## Figure collection entries
┌──

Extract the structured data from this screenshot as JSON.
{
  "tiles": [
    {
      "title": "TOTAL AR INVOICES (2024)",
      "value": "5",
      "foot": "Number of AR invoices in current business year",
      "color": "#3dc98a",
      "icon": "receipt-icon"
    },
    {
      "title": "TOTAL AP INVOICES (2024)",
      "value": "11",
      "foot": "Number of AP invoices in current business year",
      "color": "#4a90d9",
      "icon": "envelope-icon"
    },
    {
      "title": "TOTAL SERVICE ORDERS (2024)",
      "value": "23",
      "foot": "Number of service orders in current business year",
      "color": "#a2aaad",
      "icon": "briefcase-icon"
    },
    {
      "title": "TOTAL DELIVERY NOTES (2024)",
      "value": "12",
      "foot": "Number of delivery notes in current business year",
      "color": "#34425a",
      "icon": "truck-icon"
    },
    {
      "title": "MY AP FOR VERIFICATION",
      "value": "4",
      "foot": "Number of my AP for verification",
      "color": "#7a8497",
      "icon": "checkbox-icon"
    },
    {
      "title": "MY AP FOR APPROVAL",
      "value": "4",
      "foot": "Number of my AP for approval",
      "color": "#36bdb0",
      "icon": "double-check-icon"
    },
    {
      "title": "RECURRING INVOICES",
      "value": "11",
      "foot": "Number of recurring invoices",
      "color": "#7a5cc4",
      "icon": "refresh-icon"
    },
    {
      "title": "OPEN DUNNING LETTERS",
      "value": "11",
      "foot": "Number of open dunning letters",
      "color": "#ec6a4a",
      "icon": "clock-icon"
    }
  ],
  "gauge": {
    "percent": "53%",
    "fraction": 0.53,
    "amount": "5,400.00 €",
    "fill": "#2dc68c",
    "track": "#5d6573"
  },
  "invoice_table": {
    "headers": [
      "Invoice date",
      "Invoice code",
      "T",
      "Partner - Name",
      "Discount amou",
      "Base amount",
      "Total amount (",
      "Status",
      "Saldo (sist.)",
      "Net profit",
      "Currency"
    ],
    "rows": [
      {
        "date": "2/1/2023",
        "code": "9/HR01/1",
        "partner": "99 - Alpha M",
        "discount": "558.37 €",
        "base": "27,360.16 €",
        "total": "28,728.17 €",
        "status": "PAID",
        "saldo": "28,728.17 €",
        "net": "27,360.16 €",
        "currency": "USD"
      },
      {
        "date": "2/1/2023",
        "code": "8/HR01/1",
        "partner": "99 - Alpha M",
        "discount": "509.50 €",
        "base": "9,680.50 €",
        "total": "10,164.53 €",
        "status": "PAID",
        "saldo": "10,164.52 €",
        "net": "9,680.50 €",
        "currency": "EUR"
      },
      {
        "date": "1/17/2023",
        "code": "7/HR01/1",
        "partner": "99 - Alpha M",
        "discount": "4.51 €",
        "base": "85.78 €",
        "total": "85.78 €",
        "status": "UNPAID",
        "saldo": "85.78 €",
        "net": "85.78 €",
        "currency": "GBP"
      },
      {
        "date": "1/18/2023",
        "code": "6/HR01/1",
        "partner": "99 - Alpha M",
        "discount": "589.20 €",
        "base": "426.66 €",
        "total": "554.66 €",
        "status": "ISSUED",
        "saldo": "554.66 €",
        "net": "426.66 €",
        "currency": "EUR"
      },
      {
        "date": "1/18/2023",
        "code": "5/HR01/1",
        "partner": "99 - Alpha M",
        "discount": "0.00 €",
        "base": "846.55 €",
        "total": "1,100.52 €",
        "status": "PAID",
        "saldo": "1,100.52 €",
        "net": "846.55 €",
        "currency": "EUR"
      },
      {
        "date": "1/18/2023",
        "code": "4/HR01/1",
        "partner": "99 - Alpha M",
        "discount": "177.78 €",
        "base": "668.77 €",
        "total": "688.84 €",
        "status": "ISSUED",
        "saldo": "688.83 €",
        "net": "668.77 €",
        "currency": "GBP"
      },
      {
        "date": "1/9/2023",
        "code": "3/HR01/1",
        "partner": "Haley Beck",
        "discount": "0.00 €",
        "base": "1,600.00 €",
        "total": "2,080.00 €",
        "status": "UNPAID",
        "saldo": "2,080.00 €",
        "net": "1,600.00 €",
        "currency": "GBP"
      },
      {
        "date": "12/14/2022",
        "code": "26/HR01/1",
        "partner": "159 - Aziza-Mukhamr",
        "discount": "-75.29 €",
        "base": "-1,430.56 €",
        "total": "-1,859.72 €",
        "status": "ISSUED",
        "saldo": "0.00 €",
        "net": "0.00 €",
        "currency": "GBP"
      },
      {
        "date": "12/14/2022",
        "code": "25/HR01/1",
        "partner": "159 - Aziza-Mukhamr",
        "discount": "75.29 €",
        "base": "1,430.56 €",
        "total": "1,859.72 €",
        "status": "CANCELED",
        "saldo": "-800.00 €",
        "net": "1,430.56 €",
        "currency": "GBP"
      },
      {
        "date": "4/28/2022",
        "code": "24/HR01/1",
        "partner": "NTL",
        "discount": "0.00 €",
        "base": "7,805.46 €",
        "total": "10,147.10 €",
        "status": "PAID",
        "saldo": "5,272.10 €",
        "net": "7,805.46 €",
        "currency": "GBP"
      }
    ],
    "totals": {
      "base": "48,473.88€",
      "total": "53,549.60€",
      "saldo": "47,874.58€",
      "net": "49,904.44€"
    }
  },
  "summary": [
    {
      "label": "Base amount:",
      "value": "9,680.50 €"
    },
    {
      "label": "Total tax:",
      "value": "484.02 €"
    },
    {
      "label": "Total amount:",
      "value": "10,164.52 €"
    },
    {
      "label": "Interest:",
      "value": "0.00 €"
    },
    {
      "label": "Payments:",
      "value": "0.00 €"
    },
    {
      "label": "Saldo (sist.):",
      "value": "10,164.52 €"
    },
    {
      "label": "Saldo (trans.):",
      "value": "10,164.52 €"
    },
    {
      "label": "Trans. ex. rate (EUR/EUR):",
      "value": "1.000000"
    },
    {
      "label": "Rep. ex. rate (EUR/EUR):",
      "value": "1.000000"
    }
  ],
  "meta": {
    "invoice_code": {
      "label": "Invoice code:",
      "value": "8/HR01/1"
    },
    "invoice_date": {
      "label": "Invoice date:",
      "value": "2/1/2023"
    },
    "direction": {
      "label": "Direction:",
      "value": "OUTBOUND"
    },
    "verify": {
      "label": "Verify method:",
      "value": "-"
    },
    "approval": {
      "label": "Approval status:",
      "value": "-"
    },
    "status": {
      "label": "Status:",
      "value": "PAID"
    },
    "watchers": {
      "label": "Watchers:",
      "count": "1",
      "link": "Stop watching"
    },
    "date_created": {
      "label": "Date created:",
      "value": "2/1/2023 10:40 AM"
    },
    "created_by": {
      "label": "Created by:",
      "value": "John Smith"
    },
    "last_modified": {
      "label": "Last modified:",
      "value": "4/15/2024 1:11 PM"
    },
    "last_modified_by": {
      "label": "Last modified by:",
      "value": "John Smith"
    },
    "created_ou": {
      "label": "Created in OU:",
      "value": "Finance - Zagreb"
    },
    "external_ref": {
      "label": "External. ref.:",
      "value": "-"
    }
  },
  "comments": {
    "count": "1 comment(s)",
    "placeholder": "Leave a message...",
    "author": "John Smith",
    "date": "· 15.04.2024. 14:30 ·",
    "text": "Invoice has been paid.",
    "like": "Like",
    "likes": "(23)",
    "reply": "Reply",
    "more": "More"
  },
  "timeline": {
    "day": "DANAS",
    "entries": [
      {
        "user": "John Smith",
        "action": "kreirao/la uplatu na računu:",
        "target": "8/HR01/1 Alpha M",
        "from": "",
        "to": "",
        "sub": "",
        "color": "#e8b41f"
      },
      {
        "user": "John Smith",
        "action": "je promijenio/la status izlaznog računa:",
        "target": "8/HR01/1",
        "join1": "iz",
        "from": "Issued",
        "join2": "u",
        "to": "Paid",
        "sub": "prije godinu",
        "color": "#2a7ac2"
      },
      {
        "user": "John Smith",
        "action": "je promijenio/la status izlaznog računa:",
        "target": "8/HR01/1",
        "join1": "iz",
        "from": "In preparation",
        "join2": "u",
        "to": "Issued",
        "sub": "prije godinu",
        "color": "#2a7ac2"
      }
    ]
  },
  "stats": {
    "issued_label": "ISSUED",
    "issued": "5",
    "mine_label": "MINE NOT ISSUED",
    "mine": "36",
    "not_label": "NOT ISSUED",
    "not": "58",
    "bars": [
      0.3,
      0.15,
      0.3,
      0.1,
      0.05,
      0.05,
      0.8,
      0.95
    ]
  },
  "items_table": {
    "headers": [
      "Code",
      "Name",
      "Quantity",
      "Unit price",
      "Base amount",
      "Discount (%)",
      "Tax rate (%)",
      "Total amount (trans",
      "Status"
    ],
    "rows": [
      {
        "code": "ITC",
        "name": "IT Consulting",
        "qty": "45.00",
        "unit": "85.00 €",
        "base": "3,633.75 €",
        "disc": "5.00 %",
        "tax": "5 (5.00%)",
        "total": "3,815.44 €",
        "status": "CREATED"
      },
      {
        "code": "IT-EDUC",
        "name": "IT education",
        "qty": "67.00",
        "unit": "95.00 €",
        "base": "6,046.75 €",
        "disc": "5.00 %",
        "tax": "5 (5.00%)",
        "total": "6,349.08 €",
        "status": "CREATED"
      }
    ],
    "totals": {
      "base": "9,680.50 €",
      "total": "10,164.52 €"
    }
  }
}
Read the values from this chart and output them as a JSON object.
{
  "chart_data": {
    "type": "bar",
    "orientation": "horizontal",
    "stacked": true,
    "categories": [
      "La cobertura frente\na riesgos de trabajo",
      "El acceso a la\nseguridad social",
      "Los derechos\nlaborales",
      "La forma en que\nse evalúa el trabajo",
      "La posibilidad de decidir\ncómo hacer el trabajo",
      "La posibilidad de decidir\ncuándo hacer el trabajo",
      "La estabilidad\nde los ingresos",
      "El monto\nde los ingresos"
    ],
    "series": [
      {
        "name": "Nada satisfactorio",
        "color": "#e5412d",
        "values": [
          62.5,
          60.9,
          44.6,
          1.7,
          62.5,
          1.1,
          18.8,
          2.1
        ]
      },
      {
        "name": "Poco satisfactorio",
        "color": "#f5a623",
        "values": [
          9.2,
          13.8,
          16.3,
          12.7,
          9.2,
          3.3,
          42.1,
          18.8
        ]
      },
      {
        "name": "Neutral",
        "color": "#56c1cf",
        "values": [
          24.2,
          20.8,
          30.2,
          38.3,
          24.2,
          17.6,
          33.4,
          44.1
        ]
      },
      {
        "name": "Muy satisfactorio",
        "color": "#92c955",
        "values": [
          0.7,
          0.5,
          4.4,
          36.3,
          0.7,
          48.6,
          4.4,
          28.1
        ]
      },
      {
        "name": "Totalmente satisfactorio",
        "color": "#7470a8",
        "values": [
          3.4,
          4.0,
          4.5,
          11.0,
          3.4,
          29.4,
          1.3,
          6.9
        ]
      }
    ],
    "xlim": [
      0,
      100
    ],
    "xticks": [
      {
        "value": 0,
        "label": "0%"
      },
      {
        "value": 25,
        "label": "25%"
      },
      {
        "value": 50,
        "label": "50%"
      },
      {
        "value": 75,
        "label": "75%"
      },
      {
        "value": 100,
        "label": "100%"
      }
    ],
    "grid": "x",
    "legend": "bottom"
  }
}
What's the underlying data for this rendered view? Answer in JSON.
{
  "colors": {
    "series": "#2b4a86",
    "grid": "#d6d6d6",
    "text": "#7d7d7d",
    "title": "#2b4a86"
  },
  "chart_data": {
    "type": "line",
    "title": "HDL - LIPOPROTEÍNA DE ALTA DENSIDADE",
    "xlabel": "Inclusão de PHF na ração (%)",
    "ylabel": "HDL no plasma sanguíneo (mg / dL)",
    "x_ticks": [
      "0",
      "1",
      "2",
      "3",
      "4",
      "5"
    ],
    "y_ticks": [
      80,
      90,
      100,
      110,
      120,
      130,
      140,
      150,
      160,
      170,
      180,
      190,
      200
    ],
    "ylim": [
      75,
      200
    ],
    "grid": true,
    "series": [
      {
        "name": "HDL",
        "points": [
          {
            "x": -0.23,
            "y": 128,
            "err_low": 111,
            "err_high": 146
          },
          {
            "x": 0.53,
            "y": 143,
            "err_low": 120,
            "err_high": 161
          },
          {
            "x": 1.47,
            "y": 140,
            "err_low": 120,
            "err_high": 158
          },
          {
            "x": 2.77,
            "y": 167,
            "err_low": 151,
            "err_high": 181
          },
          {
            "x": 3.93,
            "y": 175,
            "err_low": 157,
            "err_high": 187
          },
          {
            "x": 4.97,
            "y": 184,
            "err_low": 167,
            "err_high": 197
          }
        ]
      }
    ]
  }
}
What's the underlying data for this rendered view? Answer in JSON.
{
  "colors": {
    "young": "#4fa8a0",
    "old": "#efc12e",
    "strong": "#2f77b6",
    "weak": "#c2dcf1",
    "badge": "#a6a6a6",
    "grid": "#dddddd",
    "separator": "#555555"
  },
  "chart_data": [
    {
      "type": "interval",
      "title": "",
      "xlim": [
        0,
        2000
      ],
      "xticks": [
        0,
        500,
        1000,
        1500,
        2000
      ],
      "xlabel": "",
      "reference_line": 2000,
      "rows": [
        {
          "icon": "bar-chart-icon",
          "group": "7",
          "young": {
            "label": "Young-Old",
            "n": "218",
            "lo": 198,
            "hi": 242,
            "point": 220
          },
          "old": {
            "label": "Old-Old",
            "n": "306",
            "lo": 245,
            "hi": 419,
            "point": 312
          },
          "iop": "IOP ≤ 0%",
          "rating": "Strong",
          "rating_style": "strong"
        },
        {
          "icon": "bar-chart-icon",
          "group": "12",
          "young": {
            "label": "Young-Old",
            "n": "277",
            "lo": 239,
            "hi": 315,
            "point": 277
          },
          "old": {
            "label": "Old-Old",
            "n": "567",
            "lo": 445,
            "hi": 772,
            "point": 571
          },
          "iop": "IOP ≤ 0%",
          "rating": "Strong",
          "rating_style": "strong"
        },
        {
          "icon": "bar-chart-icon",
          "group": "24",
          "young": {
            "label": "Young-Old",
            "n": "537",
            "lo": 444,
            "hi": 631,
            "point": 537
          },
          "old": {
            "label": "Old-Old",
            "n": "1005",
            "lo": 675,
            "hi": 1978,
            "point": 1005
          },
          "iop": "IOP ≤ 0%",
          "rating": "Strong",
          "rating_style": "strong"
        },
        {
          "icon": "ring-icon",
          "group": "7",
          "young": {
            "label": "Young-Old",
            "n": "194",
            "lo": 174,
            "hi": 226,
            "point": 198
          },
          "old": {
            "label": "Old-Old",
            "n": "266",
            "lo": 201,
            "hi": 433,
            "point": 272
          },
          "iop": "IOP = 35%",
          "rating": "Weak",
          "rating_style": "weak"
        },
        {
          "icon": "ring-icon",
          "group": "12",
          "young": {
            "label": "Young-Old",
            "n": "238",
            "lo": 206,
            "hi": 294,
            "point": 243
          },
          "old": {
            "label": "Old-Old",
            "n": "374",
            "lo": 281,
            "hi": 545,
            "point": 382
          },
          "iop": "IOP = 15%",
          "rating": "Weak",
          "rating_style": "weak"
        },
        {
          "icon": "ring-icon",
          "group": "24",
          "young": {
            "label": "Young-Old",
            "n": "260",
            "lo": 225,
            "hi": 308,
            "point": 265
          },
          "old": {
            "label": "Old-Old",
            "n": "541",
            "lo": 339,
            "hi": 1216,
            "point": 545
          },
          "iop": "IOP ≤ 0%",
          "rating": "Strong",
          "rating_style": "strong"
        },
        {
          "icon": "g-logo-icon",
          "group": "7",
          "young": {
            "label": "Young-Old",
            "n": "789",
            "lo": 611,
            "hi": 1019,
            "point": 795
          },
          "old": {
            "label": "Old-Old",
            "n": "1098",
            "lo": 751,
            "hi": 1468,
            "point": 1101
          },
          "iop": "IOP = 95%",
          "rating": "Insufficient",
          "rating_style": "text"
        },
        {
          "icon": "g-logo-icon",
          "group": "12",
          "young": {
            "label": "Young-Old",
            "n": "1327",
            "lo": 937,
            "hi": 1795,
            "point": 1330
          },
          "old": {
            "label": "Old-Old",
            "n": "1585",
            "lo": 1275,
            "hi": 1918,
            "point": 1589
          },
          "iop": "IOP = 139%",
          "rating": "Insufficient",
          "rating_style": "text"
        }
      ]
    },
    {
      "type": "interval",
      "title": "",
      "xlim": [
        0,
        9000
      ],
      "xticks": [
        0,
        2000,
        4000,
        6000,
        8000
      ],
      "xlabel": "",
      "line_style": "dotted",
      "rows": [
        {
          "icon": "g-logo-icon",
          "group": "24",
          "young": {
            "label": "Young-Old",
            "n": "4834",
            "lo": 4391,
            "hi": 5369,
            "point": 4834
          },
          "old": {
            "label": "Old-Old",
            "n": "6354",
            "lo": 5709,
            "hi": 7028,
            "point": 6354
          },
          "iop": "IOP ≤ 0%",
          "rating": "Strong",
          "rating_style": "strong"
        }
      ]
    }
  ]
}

└──

## Prompt
Give the count of lines that hold the word "current", with nothing added.

## The response
4